start

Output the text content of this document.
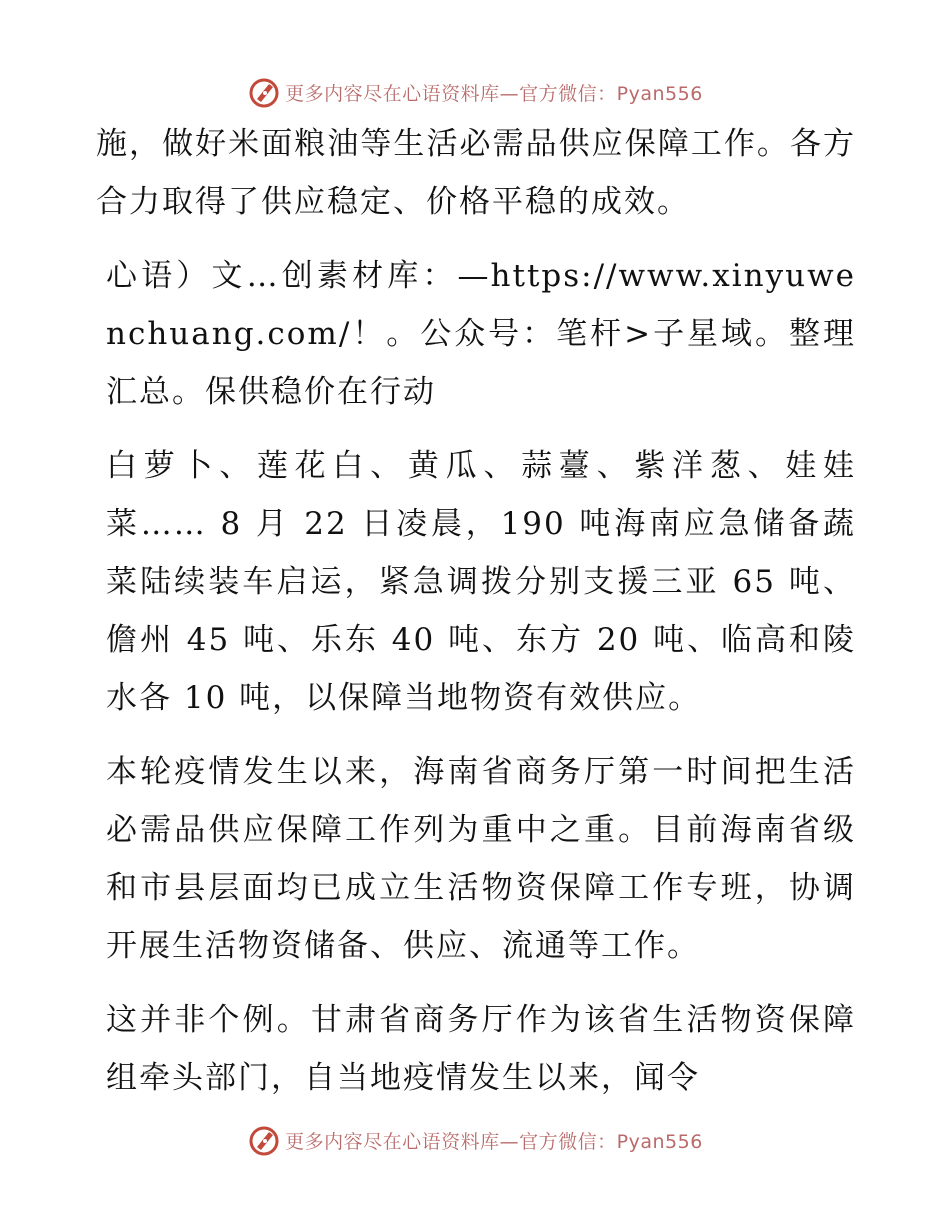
更多内容尽在心语资料库—官方微信：Pyan556

施，做好米面粮油等生活必需品供应保障工作。各方合力取得了供应稳定、价格平稳的成效。

心语）文…创素材库：—https://www.xinyuwenchuang.com/！。公众号：笔杆>子星域。整理汇总。保供稳价在行动

白萝卜、莲花白、黄瓜、蒜薹、紫洋葱、娃娃菜…… 8 月 22 日凌晨，190 吨海南应急储备蔬菜陆续装车启运，紧急调拨分别支援三亚 65 吨、儋州 45 吨、乐东 40 吨、东方 20 吨、临高和陵水各 10 吨，以保障当地物资有效供应。

本轮疫情发生以来，海南省商务厅第一时间把生活必需品供应保障工作列为重中之重。目前海南省级和市县层面均已成立生活物资保障工作专班，协调开展生活物资储备、供应、流通等工作。

这并非个例。甘肃省商务厅作为该省生活物资保障组牵头部门，自当地疫情发生以来，闻令

更多内容尽在心语资料库—官方微信：Pyan556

end

# Exercise requirements:
Pictures in the records above should not be copied. Repeat everything else exactly.

# Completed exercise:
Output the text content of this document.
更多内容尽在心语资料库—官方微信：Pyan556

施，做好米面粮油等生活必需品供应保障工作。各方合力取得了供应稳定、价格平稳的成效。

心语）文…创素材库：—https://www.xinyuwenchuang.com/！。公众号：笔杆>子星域。整理汇总。保供稳价在行动

白萝卜、莲花白、黄瓜、蒜薹、紫洋葱、娃娃菜…… 8 月 22 日凌晨，190 吨海南应急储备蔬菜陆续装车启运，紧急调拨分别支援三亚 65 吨、儋州 45 吨、乐东 40 吨、东方 20 吨、临高和陵水各 10 吨，以保障当地物资有效供应。

本轮疫情发生以来，海南省商务厅第一时间把生活必需品供应保障工作列为重中之重。目前海南省级和市县层面均已成立生活物资保障工作专班，协调开展生活物资储备、供应、流通等工作。

这并非个例。甘肃省商务厅作为该省生活物资保障组牵头部门，自当地疫情发生以来，闻令

更多内容尽在心语资料库—官方微信：Pyan556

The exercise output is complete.